**What is required**
In the records below, pick out all lines containing the word "this".

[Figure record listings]
Begin

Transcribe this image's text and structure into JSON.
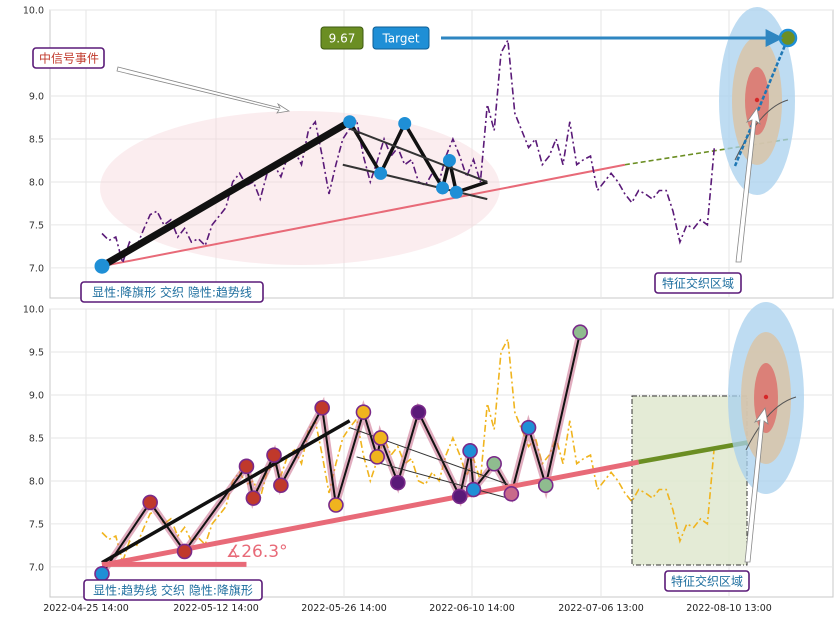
{
  "chart_data": [
    {
      "type": "line",
      "panel": "top",
      "ylim": [
        6.65,
        10.0
      ],
      "yticks": [
        "7.0",
        "7.5",
        "8.0",
        "8.5",
        "9.0",
        "10.0"
      ],
      "x_index_range": [
        0,
        100
      ],
      "series": [
        {
          "color": "#5a1a78",
          "style": "dash-dot",
          "points": [
            [
              0,
              7.4
            ],
            [
              1,
              7.32
            ],
            [
              2,
              7.36
            ],
            [
              3,
              7.06
            ],
            [
              4,
              7.3
            ],
            [
              5,
              7.24
            ],
            [
              6,
              7.44
            ],
            [
              7,
              7.62
            ],
            [
              8,
              7.66
            ],
            [
              9,
              7.5
            ],
            [
              10,
              7.56
            ],
            [
              11,
              7.36
            ],
            [
              12,
              7.46
            ],
            [
              13,
              7.3
            ],
            [
              14,
              7.34
            ],
            [
              15,
              7.26
            ],
            [
              16,
              7.5
            ],
            [
              17,
              7.6
            ],
            [
              18,
              7.7
            ],
            [
              19,
              8.0
            ],
            [
              20,
              8.1
            ],
            [
              21,
              7.96
            ],
            [
              22,
              8.0
            ],
            [
              23,
              7.8
            ],
            [
              24,
              8.1
            ],
            [
              25,
              8.2
            ],
            [
              26,
              8.06
            ],
            [
              27,
              8.3
            ],
            [
              28,
              8.36
            ],
            [
              29,
              8.2
            ],
            [
              30,
              8.6
            ],
            [
              31,
              8.7
            ],
            [
              32,
              8.3
            ],
            [
              33,
              7.86
            ],
            [
              34,
              8.2
            ],
            [
              35,
              8.5
            ],
            [
              36,
              8.62
            ],
            [
              37,
              8.72
            ],
            [
              38,
              8.3
            ],
            [
              39,
              8.0
            ],
            [
              40,
              8.24
            ],
            [
              41,
              8.5
            ],
            [
              42,
              8.3
            ],
            [
              43,
              8.4
            ],
            [
              44,
              8.2
            ],
            [
              45,
              8.26
            ],
            [
              46,
              8.0
            ],
            [
              47,
              7.96
            ],
            [
              48,
              8.1
            ],
            [
              49,
              8.0
            ],
            [
              50,
              8.3
            ],
            [
              51,
              8.5
            ],
            [
              52,
              8.3
            ],
            [
              53,
              8.06
            ],
            [
              54,
              8.26
            ],
            [
              55,
              8.0
            ],
            [
              56,
              8.9
            ],
            [
              57,
              8.6
            ],
            [
              58,
              9.5
            ],
            [
              59,
              9.65
            ],
            [
              60,
              8.8
            ],
            [
              61,
              8.6
            ],
            [
              62,
              8.4
            ],
            [
              63,
              8.5
            ],
            [
              64,
              8.2
            ],
            [
              65,
              8.3
            ],
            [
              66,
              8.5
            ],
            [
              67,
              8.2
            ],
            [
              68,
              8.7
            ],
            [
              69,
              8.2
            ],
            [
              70,
              8.26
            ],
            [
              71,
              8.3
            ],
            [
              72,
              7.9
            ],
            [
              73,
              8.0
            ],
            [
              74,
              8.1
            ],
            [
              75,
              8.0
            ],
            [
              76,
              7.86
            ],
            [
              77,
              7.76
            ],
            [
              78,
              7.9
            ],
            [
              79,
              7.86
            ],
            [
              80,
              7.8
            ],
            [
              81,
              7.9
            ],
            [
              82,
              7.9
            ],
            [
              83,
              7.66
            ],
            [
              84,
              7.3
            ],
            [
              85,
              7.5
            ],
            [
              86,
              7.46
            ],
            [
              87,
              7.56
            ],
            [
              88,
              7.5
            ],
            [
              89,
              8.4
            ]
          ]
        }
      ],
      "annotations": {
        "signal_box_text": "中信号事件",
        "target_value_text": "9.67",
        "target_text": "Target",
        "explicit_text": "显性:降旗形 交织 隐性:趋势线",
        "zone_text": "特征交织区域"
      }
    },
    {
      "type": "line",
      "panel": "bottom",
      "ylim": [
        6.65,
        10.0
      ],
      "yticks": [
        "7.0",
        "7.5",
        "8.0",
        "8.5",
        "9.0",
        "9.5",
        "10.0"
      ],
      "x_index_range": [
        0,
        100
      ],
      "xticks": [
        "2022-04-25 14:00",
        "2022-05-12 14:00",
        "2022-05-26 14:00",
        "2022-06-10 14:00",
        "2022-07-06 13:00",
        "2022-08-10 13:00"
      ],
      "series": [
        {
          "color": "#f0b41e",
          "style": "dash-dot",
          "points": [
            [
              0,
              7.4
            ],
            [
              1,
              7.32
            ],
            [
              2,
              7.36
            ],
            [
              3,
              7.06
            ],
            [
              4,
              7.3
            ],
            [
              5,
              7.24
            ],
            [
              6,
              7.44
            ],
            [
              7,
              7.62
            ],
            [
              8,
              7.66
            ],
            [
              9,
              7.5
            ],
            [
              10,
              7.56
            ],
            [
              11,
              7.36
            ],
            [
              12,
              7.46
            ],
            [
              13,
              7.3
            ],
            [
              14,
              7.34
            ],
            [
              15,
              7.26
            ],
            [
              16,
              7.5
            ],
            [
              17,
              7.6
            ],
            [
              18,
              7.7
            ],
            [
              19,
              8.0
            ],
            [
              20,
              8.1
            ],
            [
              21,
              7.96
            ],
            [
              22,
              8.0
            ],
            [
              23,
              7.8
            ],
            [
              24,
              8.1
            ],
            [
              25,
              8.2
            ],
            [
              26,
              8.06
            ],
            [
              27,
              8.3
            ],
            [
              28,
              8.36
            ],
            [
              29,
              8.2
            ],
            [
              30,
              8.6
            ],
            [
              31,
              8.7
            ],
            [
              32,
              8.3
            ],
            [
              33,
              7.86
            ],
            [
              34,
              8.2
            ],
            [
              35,
              8.5
            ],
            [
              36,
              8.62
            ],
            [
              37,
              8.72
            ],
            [
              38,
              8.3
            ],
            [
              39,
              8.0
            ],
            [
              40,
              8.24
            ],
            [
              41,
              8.5
            ],
            [
              42,
              8.3
            ],
            [
              43,
              8.4
            ],
            [
              44,
              8.2
            ],
            [
              45,
              8.26
            ],
            [
              46,
              8.0
            ],
            [
              47,
              7.96
            ],
            [
              48,
              8.1
            ],
            [
              49,
              8.0
            ],
            [
              50,
              8.3
            ],
            [
              51,
              8.5
            ],
            [
              52,
              8.3
            ],
            [
              53,
              8.06
            ],
            [
              54,
              8.26
            ],
            [
              55,
              8.0
            ],
            [
              56,
              8.9
            ],
            [
              57,
              8.6
            ],
            [
              58,
              9.5
            ],
            [
              59,
              9.65
            ],
            [
              60,
              8.8
            ],
            [
              61,
              8.6
            ],
            [
              62,
              8.4
            ],
            [
              63,
              8.5
            ],
            [
              64,
              8.2
            ],
            [
              65,
              8.3
            ],
            [
              66,
              8.5
            ],
            [
              67,
              8.2
            ],
            [
              68,
              8.7
            ],
            [
              69,
              8.2
            ],
            [
              70,
              8.26
            ],
            [
              71,
              8.3
            ],
            [
              72,
              7.9
            ],
            [
              73,
              8.0
            ],
            [
              74,
              8.1
            ],
            [
              75,
              8.0
            ],
            [
              76,
              7.86
            ],
            [
              77,
              7.76
            ],
            [
              78,
              7.9
            ],
            [
              79,
              7.86
            ],
            [
              80,
              7.8
            ],
            [
              81,
              7.9
            ],
            [
              82,
              7.9
            ],
            [
              83,
              7.66
            ],
            [
              84,
              7.3
            ],
            [
              85,
              7.5
            ],
            [
              86,
              7.46
            ],
            [
              87,
              7.56
            ],
            [
              88,
              7.5
            ],
            [
              89,
              8.4
            ]
          ]
        }
      ],
      "annotations": {
        "angle_text": "∡26.3°",
        "explicit_text": "显性:趋势线 交织 隐性:降旗形",
        "zone_text": "特征交织区域"
      }
    }
  ]
}
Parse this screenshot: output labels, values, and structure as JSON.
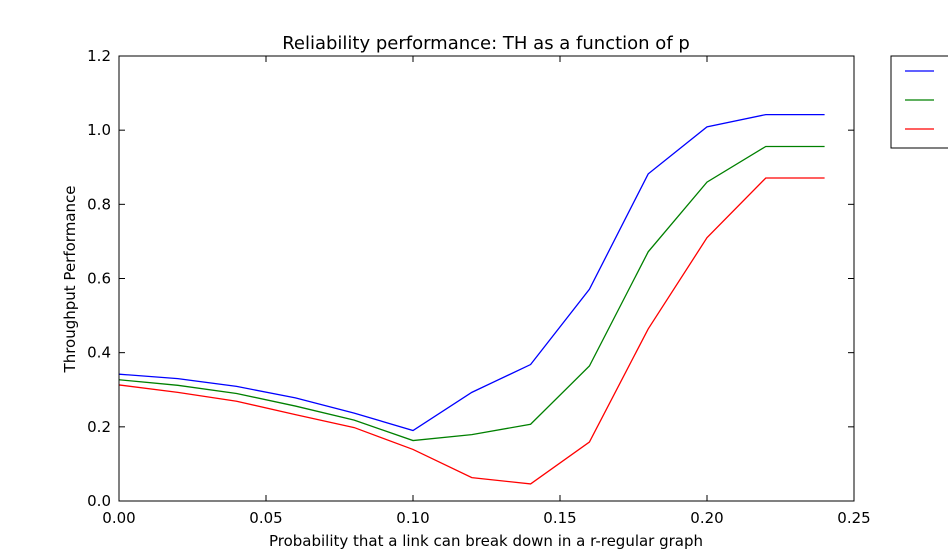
{
  "chart_data": {
    "type": "line",
    "title": "Reliability performance: TH as a function of p",
    "xlabel": "Probability that a link can break down in a r-regular graph",
    "ylabel": "Throughput Performance",
    "xlim": [
      0.0,
      0.25
    ],
    "ylim": [
      0.0,
      1.2
    ],
    "xticks": [
      "0.00",
      "0.05",
      "0.10",
      "0.15",
      "0.20",
      "0.25"
    ],
    "yticks": [
      "0.0",
      "0.2",
      "0.4",
      "0.6",
      "0.8",
      "1.0",
      "1.2"
    ],
    "grid": false,
    "legend_position": "outside top-right",
    "x": [
      0.0,
      0.02,
      0.04,
      0.06,
      0.08,
      0.1,
      0.12,
      0.14,
      0.16,
      0.18,
      0.2,
      0.22,
      0.24
    ],
    "series": [
      {
        "color": "#0000ff",
        "values": [
          0.342,
          0.33,
          0.309,
          0.278,
          0.237,
          0.19,
          0.293,
          0.368,
          0.571,
          0.882,
          1.009,
          1.042,
          1.042
        ]
      },
      {
        "color": "#008000",
        "values": [
          0.327,
          0.312,
          0.29,
          0.256,
          0.218,
          0.163,
          0.179,
          0.207,
          0.364,
          0.672,
          0.86,
          0.956,
          0.956
        ]
      },
      {
        "color": "#ff0000",
        "values": [
          0.313,
          0.293,
          0.269,
          0.233,
          0.198,
          0.139,
          0.063,
          0.046,
          0.159,
          0.464,
          0.71,
          0.871,
          0.871
        ]
      }
    ]
  }
}
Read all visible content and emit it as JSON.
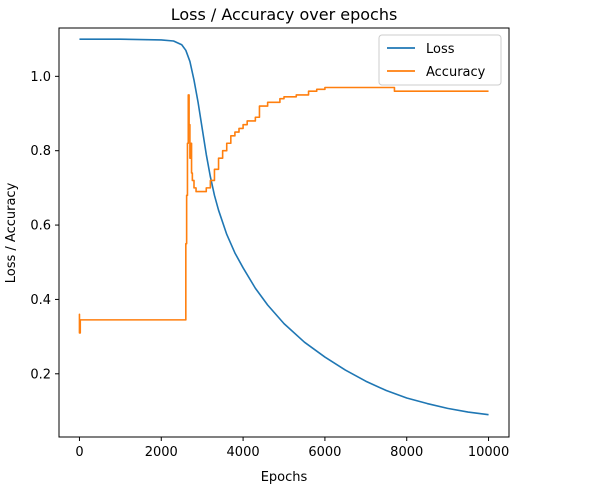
{
  "chart_data": {
    "type": "line",
    "title": "Loss / Accuracy over epochs",
    "xlabel": "Epochs",
    "ylabel": "Loss / Accuracy",
    "xlim": [
      -500,
      10500
    ],
    "ylim": [
      0.03,
      1.13
    ],
    "xticks": [
      0,
      2000,
      4000,
      6000,
      8000,
      10000
    ],
    "yticks": [
      0.2,
      0.4,
      0.6,
      0.8,
      1.0
    ],
    "ytick_labels": [
      "0.2",
      "0.4",
      "0.6",
      "0.8",
      "1.0"
    ],
    "grid": false,
    "legend_position": "top-right",
    "series": [
      {
        "name": "Loss",
        "color": "#1f77b4",
        "step": false,
        "x": [
          0,
          1000,
          2000,
          2300,
          2500,
          2600,
          2700,
          2800,
          2900,
          3000,
          3100,
          3200,
          3300,
          3400,
          3600,
          3800,
          4000,
          4300,
          4600,
          5000,
          5500,
          6000,
          6500,
          7000,
          7500,
          8000,
          8500,
          9000,
          9500,
          10000
        ],
        "values": [
          1.1,
          1.1,
          1.098,
          1.095,
          1.085,
          1.07,
          1.04,
          0.99,
          0.93,
          0.86,
          0.79,
          0.73,
          0.68,
          0.64,
          0.575,
          0.525,
          0.485,
          0.43,
          0.385,
          0.335,
          0.285,
          0.245,
          0.21,
          0.18,
          0.155,
          0.135,
          0.12,
          0.107,
          0.097,
          0.09
        ]
      },
      {
        "name": "Accuracy",
        "color": "#ff7f0e",
        "step": true,
        "x": [
          0,
          0,
          0,
          20,
          40,
          2600,
          2620,
          2640,
          2660,
          2680,
          2700,
          2720,
          2740,
          2760,
          2800,
          2850,
          2900,
          3000,
          3100,
          3200,
          3300,
          3400,
          3500,
          3600,
          3700,
          3800,
          3900,
          4000,
          4100,
          4200,
          4300,
          4400,
          4600,
          4900,
          5000,
          5300,
          5600,
          5800,
          6000,
          7700,
          8000,
          10000
        ],
        "values": [
          0.34,
          0.36,
          0.31,
          0.345,
          0.345,
          0.55,
          0.68,
          0.82,
          0.95,
          0.87,
          0.78,
          0.82,
          0.74,
          0.72,
          0.7,
          0.69,
          0.69,
          0.69,
          0.7,
          0.72,
          0.75,
          0.78,
          0.8,
          0.82,
          0.84,
          0.85,
          0.86,
          0.87,
          0.88,
          0.88,
          0.89,
          0.92,
          0.93,
          0.94,
          0.945,
          0.95,
          0.96,
          0.965,
          0.97,
          0.96,
          0.96,
          0.96
        ]
      }
    ]
  }
}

End

**Reply to the task**
Transcribe this image's text and structure into JSON.
Parse this screenshot: output labels, values, and structure as JSON.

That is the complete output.